> [What you have to do]: Search the data for the string "位于南半球" and gather each line it is in.

> [Extracted material]:

#####

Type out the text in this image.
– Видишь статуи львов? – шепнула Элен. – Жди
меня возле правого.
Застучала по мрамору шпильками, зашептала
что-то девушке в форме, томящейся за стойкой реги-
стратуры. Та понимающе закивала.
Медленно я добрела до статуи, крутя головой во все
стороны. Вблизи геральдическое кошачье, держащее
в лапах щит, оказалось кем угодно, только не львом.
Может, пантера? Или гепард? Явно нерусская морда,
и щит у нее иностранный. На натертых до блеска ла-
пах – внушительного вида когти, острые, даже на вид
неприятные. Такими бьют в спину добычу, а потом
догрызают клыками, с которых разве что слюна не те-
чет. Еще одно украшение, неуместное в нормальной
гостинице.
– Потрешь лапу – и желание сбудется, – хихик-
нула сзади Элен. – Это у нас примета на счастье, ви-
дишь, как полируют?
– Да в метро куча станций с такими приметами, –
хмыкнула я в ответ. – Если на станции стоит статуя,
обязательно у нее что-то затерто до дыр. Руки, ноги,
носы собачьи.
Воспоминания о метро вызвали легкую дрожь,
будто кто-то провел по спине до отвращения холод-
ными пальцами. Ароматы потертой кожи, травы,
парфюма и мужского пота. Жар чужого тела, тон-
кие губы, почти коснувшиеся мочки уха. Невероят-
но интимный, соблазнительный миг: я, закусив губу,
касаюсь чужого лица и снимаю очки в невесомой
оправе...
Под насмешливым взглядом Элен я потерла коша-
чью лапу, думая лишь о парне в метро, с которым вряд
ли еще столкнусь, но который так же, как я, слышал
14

#####

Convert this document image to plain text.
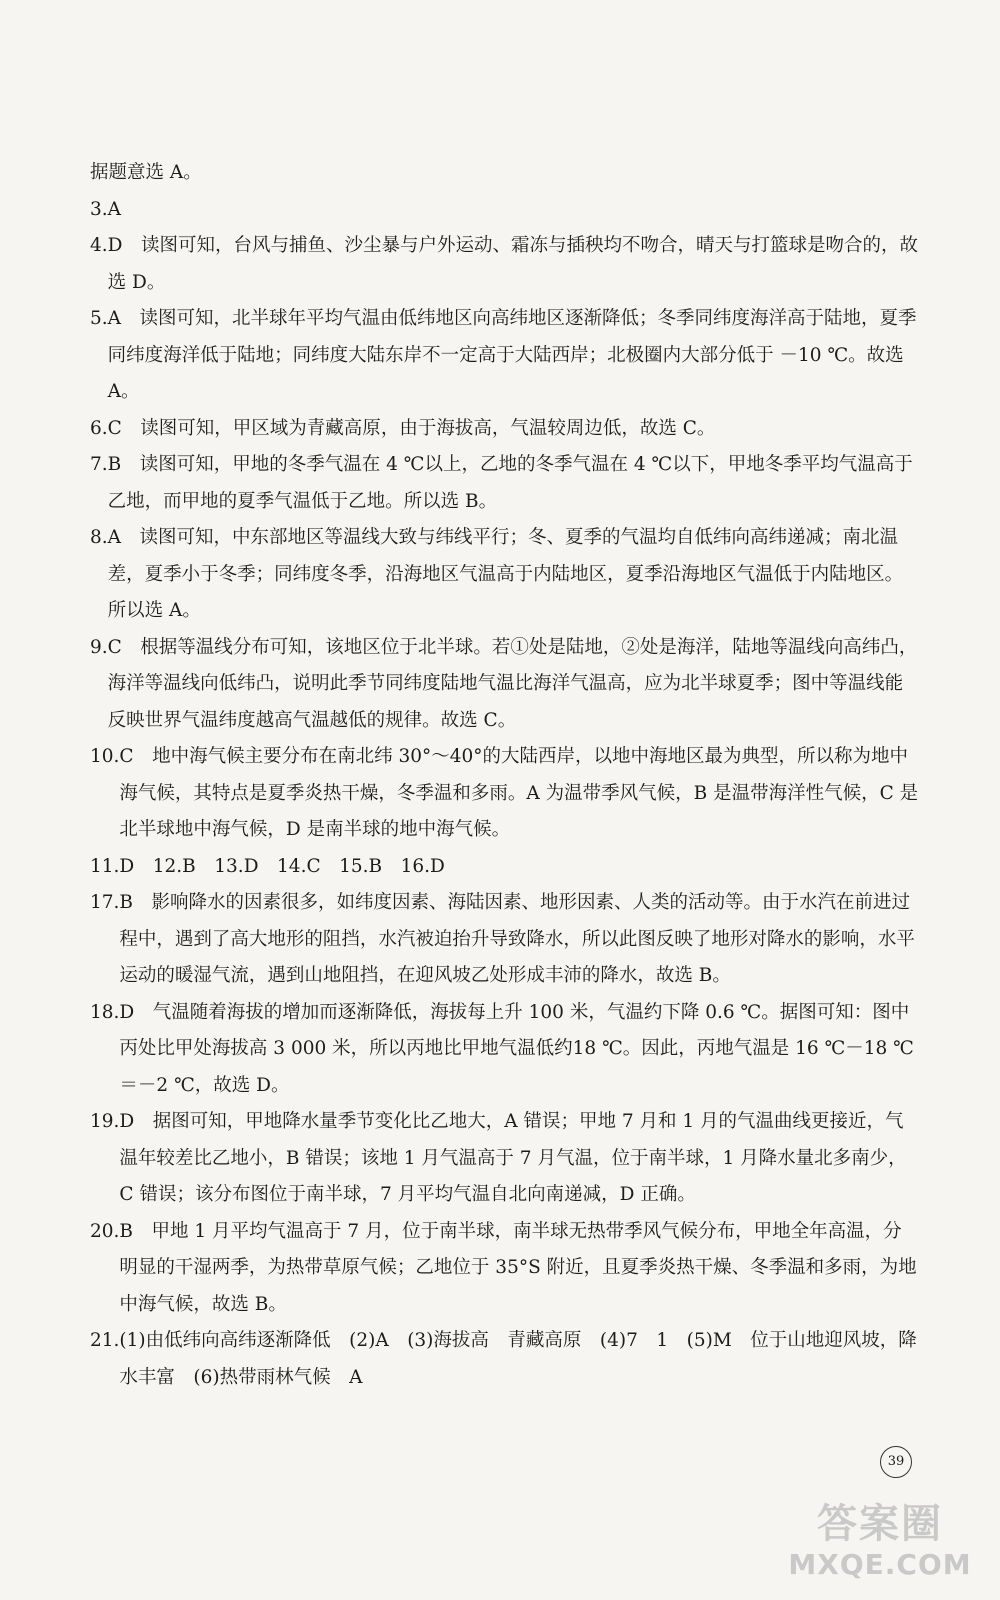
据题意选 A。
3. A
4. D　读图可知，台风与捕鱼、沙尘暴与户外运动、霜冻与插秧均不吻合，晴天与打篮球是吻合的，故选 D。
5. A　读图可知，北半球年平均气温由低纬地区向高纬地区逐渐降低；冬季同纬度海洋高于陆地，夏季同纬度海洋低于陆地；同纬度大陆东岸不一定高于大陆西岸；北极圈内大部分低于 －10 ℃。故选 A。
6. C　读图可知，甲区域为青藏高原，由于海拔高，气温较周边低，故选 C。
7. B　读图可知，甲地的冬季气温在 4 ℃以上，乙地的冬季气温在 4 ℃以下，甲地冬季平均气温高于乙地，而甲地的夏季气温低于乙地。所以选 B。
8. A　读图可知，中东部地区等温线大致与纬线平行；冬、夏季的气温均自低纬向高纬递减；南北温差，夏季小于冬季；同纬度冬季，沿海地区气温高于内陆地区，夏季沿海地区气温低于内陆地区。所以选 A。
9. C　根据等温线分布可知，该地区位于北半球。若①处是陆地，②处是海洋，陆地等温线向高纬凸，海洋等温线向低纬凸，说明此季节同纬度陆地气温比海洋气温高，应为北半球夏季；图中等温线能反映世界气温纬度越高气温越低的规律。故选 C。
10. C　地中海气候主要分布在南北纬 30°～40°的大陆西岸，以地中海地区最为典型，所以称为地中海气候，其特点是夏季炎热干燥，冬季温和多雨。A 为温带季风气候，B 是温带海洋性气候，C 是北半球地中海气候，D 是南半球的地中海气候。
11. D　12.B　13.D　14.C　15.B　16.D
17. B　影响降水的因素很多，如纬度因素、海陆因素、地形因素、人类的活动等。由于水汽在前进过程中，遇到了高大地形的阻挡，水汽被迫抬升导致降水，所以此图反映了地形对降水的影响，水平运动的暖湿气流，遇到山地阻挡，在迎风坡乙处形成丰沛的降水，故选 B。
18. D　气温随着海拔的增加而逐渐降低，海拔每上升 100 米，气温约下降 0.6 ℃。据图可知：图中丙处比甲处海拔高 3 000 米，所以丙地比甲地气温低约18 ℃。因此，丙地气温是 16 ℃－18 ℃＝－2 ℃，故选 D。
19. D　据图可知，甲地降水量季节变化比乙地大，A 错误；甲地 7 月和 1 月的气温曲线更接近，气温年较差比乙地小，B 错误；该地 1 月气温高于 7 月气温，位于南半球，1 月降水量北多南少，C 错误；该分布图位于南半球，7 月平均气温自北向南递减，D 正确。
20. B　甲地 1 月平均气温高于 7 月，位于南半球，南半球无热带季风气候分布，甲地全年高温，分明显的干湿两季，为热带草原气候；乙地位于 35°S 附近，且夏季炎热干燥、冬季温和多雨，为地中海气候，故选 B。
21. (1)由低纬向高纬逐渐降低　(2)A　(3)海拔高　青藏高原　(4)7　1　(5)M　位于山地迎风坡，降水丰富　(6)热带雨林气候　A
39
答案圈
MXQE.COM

#####

> [The answer]:
19. D　据图可知，甲地降水量季节变化比乙地大，A 错误；甲地 7 月和 1 月的气温曲线更接近，气温年较差比乙地小，B 错误；该地 1 月气温高于 7 月气温，位于南半球，1 月降水量北多南少，C 错误；该分布图位于南半球，7 月平均气温自北向南递减，D 正确。
20. B　甲地 1 月平均气温高于 7 月，位于南半球，南半球无热带季风气候分布，甲地全年高温，分明显的干湿两季，为热带草原气候；乙地位于 35°S 附近，且夏季炎热干燥、冬季温和多雨，为地中海气候，故选 B。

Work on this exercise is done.